(Extracted records)
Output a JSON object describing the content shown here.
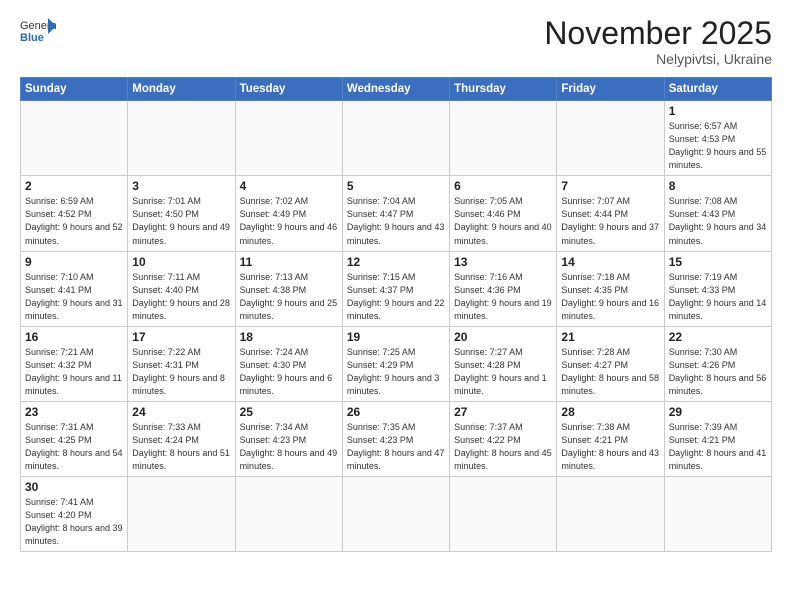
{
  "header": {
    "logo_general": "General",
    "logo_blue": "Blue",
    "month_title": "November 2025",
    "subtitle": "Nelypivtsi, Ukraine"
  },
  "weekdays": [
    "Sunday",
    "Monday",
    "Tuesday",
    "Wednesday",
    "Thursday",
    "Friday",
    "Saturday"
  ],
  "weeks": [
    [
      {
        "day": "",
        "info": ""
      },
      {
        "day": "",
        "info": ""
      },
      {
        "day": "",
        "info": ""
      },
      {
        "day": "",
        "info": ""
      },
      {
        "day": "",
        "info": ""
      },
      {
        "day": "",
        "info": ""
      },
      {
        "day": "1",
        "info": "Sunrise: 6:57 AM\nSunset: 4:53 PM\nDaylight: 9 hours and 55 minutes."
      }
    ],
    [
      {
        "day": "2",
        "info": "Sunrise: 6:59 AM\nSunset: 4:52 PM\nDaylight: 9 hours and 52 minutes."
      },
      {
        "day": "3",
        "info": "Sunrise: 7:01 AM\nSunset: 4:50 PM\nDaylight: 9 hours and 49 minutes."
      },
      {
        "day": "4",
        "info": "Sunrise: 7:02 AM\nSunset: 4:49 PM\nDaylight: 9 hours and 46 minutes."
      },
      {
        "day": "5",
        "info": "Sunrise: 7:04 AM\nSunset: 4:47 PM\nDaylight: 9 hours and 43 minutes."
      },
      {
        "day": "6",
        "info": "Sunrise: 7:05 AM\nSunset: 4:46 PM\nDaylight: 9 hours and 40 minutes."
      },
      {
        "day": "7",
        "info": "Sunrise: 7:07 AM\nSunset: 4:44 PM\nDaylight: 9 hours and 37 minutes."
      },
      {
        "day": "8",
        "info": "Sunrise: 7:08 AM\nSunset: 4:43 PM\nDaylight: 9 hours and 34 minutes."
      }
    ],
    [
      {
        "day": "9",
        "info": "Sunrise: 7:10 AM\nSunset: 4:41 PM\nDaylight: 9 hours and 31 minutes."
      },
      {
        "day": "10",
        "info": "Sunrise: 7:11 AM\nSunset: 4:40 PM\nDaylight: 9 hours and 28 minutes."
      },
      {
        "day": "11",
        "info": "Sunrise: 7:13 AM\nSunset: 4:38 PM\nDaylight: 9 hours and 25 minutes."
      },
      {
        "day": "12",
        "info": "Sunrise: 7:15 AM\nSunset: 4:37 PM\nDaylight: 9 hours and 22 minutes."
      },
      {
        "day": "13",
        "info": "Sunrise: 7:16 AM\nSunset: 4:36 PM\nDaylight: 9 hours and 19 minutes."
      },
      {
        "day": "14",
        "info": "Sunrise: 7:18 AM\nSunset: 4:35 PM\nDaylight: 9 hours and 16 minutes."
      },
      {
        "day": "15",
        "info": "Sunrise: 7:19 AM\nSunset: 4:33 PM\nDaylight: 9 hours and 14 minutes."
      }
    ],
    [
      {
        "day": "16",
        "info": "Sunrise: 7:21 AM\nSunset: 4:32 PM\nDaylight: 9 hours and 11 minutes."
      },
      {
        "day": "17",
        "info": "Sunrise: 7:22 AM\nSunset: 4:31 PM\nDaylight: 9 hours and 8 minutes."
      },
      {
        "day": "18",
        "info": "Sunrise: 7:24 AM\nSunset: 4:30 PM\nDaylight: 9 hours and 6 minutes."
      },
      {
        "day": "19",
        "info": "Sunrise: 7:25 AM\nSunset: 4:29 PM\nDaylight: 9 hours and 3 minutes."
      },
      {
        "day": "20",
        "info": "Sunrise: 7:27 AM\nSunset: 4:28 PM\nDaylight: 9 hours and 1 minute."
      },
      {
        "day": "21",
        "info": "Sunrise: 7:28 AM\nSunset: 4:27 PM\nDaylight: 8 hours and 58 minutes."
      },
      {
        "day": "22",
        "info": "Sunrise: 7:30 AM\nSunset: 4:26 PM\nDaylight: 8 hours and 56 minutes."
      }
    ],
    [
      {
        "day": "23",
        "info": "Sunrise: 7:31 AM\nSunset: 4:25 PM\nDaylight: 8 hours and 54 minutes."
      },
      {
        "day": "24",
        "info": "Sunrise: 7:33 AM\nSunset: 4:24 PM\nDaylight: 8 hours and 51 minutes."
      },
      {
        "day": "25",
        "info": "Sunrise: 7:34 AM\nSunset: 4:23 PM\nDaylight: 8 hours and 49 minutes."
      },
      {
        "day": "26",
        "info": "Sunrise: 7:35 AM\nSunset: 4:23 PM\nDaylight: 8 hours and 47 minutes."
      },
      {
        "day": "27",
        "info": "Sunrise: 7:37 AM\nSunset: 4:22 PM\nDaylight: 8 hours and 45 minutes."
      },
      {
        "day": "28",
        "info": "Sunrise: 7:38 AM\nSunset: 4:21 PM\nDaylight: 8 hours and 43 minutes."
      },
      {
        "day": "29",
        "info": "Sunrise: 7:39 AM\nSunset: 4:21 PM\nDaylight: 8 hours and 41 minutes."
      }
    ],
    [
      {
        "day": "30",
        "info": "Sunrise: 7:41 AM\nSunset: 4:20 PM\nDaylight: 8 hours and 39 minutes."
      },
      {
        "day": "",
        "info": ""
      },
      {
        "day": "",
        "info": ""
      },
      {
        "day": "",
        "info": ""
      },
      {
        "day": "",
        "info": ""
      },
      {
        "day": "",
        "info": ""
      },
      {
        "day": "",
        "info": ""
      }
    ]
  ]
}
---
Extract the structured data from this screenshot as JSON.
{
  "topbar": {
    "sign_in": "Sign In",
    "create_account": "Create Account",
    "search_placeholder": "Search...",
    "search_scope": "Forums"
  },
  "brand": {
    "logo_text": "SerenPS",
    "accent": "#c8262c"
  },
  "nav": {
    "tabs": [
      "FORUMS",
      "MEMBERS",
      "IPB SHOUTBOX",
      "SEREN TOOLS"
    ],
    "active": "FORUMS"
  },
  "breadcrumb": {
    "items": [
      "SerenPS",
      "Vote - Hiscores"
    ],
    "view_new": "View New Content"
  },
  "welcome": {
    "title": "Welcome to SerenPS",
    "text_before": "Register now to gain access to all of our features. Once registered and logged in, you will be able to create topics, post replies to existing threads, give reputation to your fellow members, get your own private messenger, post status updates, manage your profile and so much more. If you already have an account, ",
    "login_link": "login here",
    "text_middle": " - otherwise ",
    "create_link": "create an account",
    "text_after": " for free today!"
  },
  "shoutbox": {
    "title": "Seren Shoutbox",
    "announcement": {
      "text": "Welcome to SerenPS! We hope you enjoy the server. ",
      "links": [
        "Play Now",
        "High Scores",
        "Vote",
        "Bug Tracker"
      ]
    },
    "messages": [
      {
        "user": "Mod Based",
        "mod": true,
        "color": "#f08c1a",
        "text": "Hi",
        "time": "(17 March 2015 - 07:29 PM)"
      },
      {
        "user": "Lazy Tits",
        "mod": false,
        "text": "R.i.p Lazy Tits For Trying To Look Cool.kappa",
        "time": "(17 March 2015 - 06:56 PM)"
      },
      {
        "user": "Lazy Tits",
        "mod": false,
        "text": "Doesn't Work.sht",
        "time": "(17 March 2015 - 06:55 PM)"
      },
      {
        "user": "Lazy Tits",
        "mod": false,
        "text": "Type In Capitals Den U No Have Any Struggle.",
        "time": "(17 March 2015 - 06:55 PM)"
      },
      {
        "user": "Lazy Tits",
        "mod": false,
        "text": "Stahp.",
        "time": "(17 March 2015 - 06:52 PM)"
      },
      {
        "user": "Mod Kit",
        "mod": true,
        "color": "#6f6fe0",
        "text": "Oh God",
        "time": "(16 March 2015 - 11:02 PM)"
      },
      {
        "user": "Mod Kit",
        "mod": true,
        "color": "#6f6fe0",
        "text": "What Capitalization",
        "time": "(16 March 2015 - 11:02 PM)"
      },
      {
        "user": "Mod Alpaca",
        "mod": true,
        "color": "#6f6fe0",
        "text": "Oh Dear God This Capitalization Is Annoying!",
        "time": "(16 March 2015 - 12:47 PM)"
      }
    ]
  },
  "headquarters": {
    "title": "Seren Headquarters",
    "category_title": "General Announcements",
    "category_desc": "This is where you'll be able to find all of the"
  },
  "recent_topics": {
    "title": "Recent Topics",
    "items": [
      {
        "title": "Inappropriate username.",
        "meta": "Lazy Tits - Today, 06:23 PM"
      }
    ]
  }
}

__What you should do__. Of the lines above, how many hold the string "SerenPS"? Answer with only the number.

__Answer to the problem__. 4